TASK INSTRUCTIONS: Present the following data again exactly as it is shown.

INPUT FOR THIS TASK:
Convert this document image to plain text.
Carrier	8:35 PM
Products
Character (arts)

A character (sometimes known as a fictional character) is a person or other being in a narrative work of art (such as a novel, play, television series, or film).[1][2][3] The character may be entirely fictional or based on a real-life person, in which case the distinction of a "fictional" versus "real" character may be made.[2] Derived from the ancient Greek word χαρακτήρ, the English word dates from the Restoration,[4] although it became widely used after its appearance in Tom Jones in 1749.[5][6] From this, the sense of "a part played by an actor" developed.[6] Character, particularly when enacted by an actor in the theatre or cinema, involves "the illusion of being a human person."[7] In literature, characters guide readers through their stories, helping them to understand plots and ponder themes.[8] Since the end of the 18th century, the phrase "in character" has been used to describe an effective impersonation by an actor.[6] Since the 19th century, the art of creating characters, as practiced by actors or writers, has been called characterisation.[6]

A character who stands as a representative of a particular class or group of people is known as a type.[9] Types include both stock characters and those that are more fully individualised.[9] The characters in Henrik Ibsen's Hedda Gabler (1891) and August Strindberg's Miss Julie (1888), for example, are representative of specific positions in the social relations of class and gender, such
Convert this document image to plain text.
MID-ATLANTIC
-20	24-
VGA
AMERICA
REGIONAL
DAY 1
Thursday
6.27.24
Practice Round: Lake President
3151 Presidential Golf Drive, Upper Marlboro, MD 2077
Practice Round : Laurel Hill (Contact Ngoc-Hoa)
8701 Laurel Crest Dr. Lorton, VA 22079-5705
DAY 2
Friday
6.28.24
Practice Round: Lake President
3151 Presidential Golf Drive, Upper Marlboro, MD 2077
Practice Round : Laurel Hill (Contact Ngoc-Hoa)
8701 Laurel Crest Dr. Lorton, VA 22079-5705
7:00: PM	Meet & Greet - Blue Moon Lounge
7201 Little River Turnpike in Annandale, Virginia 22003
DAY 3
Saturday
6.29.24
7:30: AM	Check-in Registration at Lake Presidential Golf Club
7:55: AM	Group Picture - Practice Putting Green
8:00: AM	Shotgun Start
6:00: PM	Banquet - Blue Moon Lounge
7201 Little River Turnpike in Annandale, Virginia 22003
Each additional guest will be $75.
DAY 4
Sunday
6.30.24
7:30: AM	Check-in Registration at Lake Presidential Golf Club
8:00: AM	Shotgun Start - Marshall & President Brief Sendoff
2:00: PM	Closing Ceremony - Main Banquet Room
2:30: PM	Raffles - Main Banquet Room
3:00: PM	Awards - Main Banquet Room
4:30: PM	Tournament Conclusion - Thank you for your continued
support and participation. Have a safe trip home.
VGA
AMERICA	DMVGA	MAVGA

EXPECTED OUTPUT:
Convert this document image to plain text.
Carrier	8:35 PM
Products
Character (arts)

A character (sometimes known as a fictional character) is a person or other being in a narrative work of art (such as a novel, play, television series, or film).[1][2][3] The character may be entirely fictional or based on a real-life person, in which case the distinction of a "fictional" versus "real" character may be made.[2] Derived from the ancient Greek word χαρακτήρ, the English word dates from the Restoration,[4] although it became widely used after its appearance in Tom Jones in 1749.[5][6] From this, the sense of "a part played by an actor" developed.[6] Character, particularly when enacted by an actor in the theatre or cinema, involves "the illusion of being a human person."[7] In literature, characters guide readers through their stories, helping them to understand plots and ponder themes.[8] Since the end of the 18th century, the phrase "in character" has been used to describe an effective impersonation by an actor.[6] Since the 19th century, the art of creating characters, as practiced by actors or writers, has been called characterisation.[6]

A character who stands as a representative of a particular class or group of people is known as a type.[9] Types include both stock characters and those that are more fully individualised.[9] The characters in Henrik Ibsen's Hedda Gabler (1891) and August Strindberg's Miss Julie (1888), for example, are representative of specific positions in the social relations of class and gender, such
Convert this document image to plain text.
MID-ATLANTIC
-20	24-
VGA
AMERICA
REGIONAL
DAY 1
Thursday
6.27.24
Practice Round: Lake President
3151 Presidential Golf Drive, Upper Marlboro, MD 2077
Practice Round : Laurel Hill (Contact Ngoc-Hoa)
8701 Laurel Crest Dr. Lorton, VA 22079-5705
DAY 2
Friday
6.28.24
Practice Round: Lake President
3151 Presidential Golf Drive, Upper Marlboro, MD 2077
Practice Round : Laurel Hill (Contact Ngoc-Hoa)
8701 Laurel Crest Dr. Lorton, VA 22079-5705
7:00: PM	Meet & Greet - Blue Moon Lounge
7201 Little River Turnpike in Annandale, Virginia 22003
DAY 3
Saturday
6.29.24
7:30: AM	Check-in Registration at Lake Presidential Golf Club
7:55: AM	Group Picture - Practice Putting Green
8:00: AM	Shotgun Start
6:00: PM	Banquet - Blue Moon Lounge
7201 Little River Turnpike in Annandale, Virginia 22003
Each additional guest will be $75.
DAY 4
Sunday
6.30.24
7:30: AM	Check-in Registration at Lake Presidential Golf Club
8:00: AM	Shotgun Start - Marshall & President Brief Sendoff
2:00: PM	Closing Ceremony - Main Banquet Room
2:30: PM	Raffles - Main Banquet Room
3:00: PM	Awards - Main Banquet Room
4:30: PM	Tournament Conclusion - Thank you for your continued
support and participation. Have a safe trip home.
VGA
AMERICA	DMVGA	MAVGA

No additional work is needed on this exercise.